### VOTRE TRAVAIL
1. Modifiez le passage sur le château de Candé qui s'ouvre sur les mots contenant « À la fin du » et se ferme sur « une importante métamorphose. » : recopiez-le en remplaçant « Jeanne » par « Anne ».
2. Relevez toutes les années écrites en chiffres dans le texte sur le château de Candé.

### EXTRAIT CHOISI
***

Culture

Les salles de bain du Château de Candé

Pour beaucoup, le Domaine de Candé évoque avant tout un événement sulfureux qui a bousculé la couronne britannique : le mariage en 1937 du duc de Windsor et de l’américaine Wallis Simpson. Mais ce château de la Renaissance, agrandi au cours du XIXe siècle, et aujourd’hui propriété du Conseil Départemental d’Indre-et-Loire, se distingue également par son aménagement intérieur singulier, et notamment ses incroyables salles de bains. Découverte d’un château aux airs de Downton Abbey, symbole de modernité.

Le pavillon Renaissance

À la fin du XVe siècle, François Briçonnet, maire de Tours, construit un logis Renaissance sur un éperon calcaire, à la confluence du ruisseau du Saint-Laurent et de l'Indre. Ce pavillon de style Louis XII vient remplacer une motte castrale fortifiée, probablement érigée au Xe siècle, et occupée par les seigneurs de Candé jusqu’en 1499. Briçonnet décède en 1504, alors que la construction du château est toujours en cours. C’est sa fille, Jeanne, qui poursuivra les travaux, achevés en 1508. Nombreux sont les propriétaires qui vont se succéder à Candé, n’apportant pas de véritables changements au logis. Il faut attendre le XIXe siècle et l’acquisition du domaine par Santiago Drake del Castillo, un riche planteur de canne à sucre anglo-cubain, pour que le château opère une importante métamorphose.

***

### CONTENU DES DONNÉES
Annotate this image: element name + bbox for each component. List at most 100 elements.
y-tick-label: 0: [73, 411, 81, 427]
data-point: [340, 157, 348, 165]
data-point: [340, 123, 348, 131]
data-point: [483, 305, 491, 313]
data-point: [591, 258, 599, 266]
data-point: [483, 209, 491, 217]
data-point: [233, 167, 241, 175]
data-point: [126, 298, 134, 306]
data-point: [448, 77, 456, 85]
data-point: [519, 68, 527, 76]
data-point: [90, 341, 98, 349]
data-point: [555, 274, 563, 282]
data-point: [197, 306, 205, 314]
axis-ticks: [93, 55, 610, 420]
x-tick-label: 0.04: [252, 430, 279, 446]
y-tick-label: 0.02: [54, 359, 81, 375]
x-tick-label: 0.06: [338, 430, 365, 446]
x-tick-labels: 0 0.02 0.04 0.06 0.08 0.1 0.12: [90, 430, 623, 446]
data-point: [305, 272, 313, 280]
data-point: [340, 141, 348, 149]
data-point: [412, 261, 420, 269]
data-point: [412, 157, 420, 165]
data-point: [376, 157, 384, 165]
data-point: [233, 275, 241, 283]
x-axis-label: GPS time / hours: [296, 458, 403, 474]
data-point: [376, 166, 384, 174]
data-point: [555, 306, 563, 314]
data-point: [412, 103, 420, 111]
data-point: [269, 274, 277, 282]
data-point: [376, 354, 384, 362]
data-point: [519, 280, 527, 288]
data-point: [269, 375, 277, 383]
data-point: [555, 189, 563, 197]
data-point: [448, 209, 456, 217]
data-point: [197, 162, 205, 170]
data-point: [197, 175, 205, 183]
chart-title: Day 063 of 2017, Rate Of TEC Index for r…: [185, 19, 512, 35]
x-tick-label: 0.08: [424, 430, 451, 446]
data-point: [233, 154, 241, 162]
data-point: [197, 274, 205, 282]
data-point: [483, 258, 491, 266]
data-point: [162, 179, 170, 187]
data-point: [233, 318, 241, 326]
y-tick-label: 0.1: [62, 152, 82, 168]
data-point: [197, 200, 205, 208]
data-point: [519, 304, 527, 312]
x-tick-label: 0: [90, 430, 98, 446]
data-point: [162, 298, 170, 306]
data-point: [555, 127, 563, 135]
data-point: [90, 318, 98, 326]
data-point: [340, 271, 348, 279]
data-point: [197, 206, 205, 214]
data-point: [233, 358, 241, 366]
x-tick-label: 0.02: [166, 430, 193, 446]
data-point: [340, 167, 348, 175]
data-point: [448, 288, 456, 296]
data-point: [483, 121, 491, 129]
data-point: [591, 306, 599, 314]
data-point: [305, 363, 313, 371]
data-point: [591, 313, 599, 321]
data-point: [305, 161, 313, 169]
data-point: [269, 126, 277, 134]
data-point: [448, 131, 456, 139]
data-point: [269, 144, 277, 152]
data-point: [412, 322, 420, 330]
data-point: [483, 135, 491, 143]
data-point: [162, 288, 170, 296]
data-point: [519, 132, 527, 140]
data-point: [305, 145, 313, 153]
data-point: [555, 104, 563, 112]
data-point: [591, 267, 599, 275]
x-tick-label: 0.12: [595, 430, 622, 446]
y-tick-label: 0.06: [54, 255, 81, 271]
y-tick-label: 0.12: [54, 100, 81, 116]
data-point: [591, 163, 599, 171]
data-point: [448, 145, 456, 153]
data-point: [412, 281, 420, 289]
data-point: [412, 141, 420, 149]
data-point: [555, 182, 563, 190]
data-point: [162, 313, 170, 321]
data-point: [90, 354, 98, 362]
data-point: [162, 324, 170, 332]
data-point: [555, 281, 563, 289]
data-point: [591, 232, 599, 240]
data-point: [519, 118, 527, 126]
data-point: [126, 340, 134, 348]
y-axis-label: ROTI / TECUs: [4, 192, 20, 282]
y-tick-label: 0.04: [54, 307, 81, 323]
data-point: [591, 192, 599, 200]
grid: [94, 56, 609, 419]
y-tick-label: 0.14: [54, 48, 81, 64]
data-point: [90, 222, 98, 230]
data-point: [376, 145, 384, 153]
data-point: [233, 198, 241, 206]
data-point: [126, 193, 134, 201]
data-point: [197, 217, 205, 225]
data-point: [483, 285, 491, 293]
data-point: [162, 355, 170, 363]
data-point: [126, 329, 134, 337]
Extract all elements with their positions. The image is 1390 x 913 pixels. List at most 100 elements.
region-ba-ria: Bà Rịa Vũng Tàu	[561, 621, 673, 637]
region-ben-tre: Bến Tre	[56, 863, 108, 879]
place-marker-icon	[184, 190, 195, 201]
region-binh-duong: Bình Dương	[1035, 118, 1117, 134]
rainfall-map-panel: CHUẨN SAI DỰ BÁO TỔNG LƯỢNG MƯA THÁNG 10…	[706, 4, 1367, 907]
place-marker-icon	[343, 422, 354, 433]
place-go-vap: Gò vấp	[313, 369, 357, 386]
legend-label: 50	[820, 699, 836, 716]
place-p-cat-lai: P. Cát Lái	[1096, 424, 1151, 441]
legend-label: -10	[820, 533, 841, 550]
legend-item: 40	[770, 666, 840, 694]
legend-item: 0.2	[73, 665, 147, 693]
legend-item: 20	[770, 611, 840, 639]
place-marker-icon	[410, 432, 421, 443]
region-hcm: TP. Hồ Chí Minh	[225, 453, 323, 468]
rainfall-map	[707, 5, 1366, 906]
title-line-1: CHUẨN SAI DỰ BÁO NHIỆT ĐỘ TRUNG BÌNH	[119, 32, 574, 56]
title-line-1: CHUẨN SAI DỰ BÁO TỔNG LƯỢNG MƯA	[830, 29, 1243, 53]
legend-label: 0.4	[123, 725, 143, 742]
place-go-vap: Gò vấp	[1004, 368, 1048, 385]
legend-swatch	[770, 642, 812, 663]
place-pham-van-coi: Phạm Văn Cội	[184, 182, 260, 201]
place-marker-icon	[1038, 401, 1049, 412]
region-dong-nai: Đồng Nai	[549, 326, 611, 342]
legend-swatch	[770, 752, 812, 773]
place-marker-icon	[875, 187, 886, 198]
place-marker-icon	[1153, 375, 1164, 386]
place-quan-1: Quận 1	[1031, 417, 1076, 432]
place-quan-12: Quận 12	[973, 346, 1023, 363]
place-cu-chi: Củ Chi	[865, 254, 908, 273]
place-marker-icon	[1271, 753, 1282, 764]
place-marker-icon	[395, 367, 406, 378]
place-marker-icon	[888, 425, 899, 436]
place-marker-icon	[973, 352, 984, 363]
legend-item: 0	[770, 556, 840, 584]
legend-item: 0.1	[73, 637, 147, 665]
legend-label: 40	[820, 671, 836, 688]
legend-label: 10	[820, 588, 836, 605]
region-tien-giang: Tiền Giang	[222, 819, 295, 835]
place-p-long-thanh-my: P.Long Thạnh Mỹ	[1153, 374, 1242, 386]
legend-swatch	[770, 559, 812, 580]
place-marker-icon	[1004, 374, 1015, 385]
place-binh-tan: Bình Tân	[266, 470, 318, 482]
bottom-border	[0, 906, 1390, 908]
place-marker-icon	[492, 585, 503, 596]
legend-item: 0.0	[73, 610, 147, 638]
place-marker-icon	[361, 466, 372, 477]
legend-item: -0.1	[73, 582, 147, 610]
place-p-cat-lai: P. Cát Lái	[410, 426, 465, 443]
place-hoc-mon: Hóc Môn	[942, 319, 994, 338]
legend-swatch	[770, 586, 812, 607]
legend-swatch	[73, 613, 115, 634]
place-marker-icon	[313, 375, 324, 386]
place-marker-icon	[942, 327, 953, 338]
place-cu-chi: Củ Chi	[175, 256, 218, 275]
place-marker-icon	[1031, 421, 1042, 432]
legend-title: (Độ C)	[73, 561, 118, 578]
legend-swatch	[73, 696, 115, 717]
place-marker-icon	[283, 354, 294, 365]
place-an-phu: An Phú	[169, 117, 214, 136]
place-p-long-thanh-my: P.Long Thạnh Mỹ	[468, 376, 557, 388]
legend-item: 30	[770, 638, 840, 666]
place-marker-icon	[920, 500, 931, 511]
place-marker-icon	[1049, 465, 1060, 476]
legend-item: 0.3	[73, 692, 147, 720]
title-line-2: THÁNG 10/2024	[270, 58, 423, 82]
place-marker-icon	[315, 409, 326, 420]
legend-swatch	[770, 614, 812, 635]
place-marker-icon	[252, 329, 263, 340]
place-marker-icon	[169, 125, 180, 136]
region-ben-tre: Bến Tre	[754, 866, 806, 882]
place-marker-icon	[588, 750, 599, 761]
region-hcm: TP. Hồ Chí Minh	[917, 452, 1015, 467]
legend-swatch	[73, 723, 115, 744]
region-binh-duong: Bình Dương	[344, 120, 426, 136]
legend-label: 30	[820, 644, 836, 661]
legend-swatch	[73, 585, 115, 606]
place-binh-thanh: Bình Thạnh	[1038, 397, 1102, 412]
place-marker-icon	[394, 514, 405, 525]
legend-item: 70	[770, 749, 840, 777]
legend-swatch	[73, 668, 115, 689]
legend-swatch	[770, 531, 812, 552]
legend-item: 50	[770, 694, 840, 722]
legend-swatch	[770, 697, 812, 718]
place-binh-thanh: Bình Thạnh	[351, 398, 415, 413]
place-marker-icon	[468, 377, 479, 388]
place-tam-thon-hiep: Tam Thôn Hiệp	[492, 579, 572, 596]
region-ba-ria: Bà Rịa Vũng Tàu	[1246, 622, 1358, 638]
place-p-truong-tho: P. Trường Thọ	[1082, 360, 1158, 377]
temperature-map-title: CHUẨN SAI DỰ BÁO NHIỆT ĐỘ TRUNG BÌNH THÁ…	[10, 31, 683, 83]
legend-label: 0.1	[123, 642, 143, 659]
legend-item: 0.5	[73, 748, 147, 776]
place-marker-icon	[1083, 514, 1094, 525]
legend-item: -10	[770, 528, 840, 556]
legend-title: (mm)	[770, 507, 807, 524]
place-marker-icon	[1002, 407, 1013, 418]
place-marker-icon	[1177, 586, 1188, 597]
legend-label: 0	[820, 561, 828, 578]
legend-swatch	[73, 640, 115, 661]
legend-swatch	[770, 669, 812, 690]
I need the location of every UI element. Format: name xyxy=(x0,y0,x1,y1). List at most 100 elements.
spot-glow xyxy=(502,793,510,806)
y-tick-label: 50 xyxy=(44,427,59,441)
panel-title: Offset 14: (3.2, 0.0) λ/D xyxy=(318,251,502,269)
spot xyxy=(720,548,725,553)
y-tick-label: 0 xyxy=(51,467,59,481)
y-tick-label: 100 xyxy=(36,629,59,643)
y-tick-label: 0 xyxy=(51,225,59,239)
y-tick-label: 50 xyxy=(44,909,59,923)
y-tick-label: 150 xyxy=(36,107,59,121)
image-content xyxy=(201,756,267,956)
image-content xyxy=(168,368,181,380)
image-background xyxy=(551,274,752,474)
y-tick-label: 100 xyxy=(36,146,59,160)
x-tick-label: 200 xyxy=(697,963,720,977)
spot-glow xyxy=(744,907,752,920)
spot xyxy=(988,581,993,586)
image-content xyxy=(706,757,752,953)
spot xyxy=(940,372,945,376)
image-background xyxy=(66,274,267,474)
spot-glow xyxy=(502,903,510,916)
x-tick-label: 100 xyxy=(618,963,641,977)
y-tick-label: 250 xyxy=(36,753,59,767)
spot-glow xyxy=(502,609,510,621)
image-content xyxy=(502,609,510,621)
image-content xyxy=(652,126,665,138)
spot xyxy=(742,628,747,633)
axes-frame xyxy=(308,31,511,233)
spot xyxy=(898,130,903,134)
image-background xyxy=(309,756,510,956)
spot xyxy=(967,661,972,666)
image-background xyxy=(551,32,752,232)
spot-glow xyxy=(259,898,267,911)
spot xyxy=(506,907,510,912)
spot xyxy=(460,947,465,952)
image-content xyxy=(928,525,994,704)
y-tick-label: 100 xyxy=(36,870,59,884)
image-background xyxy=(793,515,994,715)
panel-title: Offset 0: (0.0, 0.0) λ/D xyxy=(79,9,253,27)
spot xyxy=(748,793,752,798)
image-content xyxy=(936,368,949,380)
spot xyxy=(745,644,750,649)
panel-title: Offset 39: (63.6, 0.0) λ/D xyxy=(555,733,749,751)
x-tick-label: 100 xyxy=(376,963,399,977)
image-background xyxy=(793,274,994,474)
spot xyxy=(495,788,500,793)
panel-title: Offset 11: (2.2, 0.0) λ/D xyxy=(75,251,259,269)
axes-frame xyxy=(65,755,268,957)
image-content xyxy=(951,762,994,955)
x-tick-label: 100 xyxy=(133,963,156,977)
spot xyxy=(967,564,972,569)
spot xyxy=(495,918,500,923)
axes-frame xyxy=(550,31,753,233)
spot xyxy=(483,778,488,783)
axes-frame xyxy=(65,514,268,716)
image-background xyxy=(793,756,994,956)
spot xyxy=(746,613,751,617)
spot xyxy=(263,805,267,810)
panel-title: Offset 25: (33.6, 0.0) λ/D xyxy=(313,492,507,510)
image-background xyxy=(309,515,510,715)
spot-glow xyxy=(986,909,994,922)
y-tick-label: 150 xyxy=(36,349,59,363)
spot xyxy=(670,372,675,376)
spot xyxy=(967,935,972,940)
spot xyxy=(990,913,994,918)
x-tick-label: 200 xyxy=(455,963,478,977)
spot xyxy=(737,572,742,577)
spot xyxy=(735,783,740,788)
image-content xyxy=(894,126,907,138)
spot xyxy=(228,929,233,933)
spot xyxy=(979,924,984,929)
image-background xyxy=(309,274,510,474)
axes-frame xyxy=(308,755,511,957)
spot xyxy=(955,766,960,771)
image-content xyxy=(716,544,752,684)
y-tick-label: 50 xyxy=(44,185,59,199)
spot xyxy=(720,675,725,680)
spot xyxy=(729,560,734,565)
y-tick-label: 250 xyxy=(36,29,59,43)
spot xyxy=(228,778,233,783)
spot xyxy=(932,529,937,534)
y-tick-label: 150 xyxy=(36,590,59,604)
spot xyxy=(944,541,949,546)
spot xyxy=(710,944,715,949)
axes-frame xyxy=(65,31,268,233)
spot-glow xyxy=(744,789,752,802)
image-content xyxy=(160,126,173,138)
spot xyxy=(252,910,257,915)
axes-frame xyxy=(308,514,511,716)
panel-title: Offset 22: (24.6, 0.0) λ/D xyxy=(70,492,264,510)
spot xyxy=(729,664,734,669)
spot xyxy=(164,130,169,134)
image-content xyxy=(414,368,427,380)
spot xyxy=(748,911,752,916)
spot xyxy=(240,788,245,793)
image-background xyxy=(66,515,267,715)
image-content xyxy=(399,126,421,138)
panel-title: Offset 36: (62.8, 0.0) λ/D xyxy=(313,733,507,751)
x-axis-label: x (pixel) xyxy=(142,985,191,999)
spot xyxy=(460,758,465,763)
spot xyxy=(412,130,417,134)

***

### RÉPONSES AUX CONSIGNES
1.
À la fin du XVe siècle, François Briçonnet, maire de Tours, construit un logis Renaissance sur un éperon calcaire, à la confluence du ruisseau du Saint-Laurent et de l'Indre. Ce pavillon de style Louis XII vient remplacer une motte castrale fortifiée, probablement érigée au Xe siècle, et occupée par les seigneurs de Candé jusqu’en 1499. Briçonnet décède en 1504, alors que la construction du château est toujours en cours. C’est sa fille, Anne, qui poursuivra les travaux, achevés en 1508. Nombreux sont les propriétaires qui vont se succéder à Candé, n’apportant pas de véritables changements au logis. Il faut attendre le XIXe siècle et l’acquisition du domaine par Santiago Drake del Castillo, un riche planteur de canne à sucre anglo-cubain, pour que le château opère une importante métamorphose.

2. 1937, 1499, 1504, 1508